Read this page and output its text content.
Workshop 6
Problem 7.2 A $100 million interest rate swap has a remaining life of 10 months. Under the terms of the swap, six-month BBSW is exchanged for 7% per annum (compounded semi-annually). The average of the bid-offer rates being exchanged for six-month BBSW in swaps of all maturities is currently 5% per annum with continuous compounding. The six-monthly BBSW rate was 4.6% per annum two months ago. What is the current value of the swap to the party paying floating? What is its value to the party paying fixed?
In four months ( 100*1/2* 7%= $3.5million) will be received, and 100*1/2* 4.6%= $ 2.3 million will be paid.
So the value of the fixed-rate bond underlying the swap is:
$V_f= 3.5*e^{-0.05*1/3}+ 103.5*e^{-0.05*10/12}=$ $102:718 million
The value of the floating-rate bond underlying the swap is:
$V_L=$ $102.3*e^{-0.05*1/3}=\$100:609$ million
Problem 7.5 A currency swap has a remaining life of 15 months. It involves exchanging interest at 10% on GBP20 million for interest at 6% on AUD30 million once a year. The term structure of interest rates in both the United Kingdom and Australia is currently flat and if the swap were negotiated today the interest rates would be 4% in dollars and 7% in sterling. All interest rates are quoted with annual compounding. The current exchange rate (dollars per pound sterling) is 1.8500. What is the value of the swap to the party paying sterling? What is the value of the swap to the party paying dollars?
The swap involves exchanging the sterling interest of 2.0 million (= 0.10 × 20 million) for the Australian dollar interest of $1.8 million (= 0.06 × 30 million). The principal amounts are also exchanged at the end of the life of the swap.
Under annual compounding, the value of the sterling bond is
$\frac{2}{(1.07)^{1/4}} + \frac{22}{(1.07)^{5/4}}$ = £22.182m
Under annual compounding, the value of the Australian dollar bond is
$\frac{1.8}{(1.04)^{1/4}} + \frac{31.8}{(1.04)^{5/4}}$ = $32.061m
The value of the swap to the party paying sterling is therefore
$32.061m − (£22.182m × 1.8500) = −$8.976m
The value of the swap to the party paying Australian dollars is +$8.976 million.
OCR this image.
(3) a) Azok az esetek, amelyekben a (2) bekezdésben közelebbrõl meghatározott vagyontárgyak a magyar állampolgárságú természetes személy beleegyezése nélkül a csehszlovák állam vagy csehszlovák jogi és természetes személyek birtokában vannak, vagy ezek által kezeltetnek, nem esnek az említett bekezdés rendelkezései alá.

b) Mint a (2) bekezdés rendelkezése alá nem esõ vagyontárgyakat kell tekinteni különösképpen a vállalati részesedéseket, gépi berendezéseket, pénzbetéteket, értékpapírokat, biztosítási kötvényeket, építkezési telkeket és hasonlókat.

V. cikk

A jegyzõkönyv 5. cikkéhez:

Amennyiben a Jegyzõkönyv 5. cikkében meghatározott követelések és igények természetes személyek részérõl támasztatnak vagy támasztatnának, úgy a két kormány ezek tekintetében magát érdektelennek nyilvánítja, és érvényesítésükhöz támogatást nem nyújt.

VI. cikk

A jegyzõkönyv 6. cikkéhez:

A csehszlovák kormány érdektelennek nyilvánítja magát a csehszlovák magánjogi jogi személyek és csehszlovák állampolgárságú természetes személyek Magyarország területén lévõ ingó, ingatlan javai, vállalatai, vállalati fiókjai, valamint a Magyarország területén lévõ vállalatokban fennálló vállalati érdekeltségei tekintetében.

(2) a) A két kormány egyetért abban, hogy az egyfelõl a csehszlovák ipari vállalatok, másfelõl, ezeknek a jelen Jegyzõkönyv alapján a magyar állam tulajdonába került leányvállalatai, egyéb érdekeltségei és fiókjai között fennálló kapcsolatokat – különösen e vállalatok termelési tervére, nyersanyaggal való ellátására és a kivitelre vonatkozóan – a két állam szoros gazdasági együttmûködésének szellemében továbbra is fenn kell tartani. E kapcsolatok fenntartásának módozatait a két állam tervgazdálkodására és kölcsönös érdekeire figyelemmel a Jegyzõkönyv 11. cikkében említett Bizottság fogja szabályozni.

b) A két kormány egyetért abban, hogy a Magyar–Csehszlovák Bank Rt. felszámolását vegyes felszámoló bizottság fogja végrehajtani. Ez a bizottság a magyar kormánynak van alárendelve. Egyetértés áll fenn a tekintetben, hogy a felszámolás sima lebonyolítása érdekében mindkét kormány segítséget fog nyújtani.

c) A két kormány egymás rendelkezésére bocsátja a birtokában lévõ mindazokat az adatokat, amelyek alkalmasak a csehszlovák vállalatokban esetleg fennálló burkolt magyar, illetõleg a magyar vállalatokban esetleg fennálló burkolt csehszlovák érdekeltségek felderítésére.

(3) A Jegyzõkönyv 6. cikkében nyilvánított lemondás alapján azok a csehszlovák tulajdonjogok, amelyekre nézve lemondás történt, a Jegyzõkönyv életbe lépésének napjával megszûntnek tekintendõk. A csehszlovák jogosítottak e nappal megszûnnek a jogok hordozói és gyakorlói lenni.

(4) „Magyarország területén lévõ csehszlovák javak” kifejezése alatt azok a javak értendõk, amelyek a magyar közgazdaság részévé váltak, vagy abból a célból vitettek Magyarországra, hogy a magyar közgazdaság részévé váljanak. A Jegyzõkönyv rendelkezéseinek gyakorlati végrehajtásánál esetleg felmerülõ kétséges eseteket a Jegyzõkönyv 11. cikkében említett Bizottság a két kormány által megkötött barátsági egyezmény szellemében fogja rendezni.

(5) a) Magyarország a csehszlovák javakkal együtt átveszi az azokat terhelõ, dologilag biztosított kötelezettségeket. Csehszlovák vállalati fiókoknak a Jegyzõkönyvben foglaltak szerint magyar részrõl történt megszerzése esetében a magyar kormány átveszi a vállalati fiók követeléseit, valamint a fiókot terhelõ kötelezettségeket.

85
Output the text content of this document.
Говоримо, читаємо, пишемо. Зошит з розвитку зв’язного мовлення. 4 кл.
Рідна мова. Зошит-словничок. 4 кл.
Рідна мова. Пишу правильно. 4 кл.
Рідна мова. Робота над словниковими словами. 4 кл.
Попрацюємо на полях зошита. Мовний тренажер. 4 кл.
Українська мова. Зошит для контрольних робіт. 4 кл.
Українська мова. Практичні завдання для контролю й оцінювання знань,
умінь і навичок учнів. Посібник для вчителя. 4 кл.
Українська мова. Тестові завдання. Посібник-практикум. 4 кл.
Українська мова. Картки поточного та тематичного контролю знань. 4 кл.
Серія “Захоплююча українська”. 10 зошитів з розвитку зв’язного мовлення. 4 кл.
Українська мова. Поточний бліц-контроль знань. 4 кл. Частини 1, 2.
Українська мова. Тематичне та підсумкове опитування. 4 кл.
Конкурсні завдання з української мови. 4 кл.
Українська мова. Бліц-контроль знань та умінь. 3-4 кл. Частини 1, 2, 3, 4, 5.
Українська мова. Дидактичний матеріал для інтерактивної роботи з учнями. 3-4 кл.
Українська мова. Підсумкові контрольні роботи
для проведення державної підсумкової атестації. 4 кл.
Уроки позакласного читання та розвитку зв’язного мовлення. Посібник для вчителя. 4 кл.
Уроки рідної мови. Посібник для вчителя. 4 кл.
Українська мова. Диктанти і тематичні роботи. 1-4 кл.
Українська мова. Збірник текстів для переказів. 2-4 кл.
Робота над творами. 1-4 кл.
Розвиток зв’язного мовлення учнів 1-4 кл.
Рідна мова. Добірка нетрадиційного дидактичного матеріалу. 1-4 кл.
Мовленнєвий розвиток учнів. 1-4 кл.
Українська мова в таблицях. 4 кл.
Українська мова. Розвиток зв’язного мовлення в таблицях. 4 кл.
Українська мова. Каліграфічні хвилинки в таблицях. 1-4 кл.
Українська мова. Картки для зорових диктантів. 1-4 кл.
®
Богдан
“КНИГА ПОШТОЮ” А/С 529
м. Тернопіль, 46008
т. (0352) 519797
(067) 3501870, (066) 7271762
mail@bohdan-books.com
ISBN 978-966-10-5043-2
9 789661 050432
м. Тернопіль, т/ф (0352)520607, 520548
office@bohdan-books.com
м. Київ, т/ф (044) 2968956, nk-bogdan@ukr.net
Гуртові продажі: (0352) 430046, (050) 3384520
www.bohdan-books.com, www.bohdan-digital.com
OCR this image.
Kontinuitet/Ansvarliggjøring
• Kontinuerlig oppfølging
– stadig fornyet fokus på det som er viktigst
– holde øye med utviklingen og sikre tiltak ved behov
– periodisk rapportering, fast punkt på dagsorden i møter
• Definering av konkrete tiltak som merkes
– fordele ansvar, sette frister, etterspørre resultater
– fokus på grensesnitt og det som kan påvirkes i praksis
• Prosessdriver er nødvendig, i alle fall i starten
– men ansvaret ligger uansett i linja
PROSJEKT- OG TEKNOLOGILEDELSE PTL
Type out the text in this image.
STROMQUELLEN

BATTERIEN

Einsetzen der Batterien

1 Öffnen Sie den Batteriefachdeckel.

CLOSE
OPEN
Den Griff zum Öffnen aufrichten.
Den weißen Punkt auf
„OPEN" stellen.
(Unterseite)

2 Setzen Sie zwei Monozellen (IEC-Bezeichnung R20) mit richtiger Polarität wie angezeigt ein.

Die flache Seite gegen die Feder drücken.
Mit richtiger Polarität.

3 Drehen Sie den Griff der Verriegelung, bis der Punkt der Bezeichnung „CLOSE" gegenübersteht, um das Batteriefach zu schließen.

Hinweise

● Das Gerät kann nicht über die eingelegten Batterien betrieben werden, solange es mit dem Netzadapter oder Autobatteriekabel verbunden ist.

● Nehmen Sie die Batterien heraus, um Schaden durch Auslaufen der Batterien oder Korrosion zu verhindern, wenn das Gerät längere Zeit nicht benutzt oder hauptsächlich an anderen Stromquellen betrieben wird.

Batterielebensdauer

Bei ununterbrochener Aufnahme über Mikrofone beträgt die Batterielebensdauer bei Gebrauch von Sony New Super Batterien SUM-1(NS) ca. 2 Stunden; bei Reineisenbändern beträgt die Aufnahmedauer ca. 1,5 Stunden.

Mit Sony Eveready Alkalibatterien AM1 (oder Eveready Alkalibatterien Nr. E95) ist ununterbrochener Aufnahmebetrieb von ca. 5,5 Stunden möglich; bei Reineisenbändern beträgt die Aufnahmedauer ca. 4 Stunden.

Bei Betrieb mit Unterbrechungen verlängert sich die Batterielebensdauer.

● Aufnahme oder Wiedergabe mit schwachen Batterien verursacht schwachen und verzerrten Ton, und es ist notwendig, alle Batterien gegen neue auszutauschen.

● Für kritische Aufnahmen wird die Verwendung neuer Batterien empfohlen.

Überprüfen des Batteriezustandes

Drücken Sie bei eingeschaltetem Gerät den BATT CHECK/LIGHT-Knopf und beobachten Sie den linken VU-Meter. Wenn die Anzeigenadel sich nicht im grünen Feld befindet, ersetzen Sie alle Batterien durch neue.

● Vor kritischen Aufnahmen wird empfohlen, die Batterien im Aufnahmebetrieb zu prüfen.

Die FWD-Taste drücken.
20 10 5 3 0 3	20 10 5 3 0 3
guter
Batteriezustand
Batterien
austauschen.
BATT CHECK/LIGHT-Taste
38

* Exercise aim
Find out how many lines in the listing contain the string "által". Give the number alone.

* Written solution
2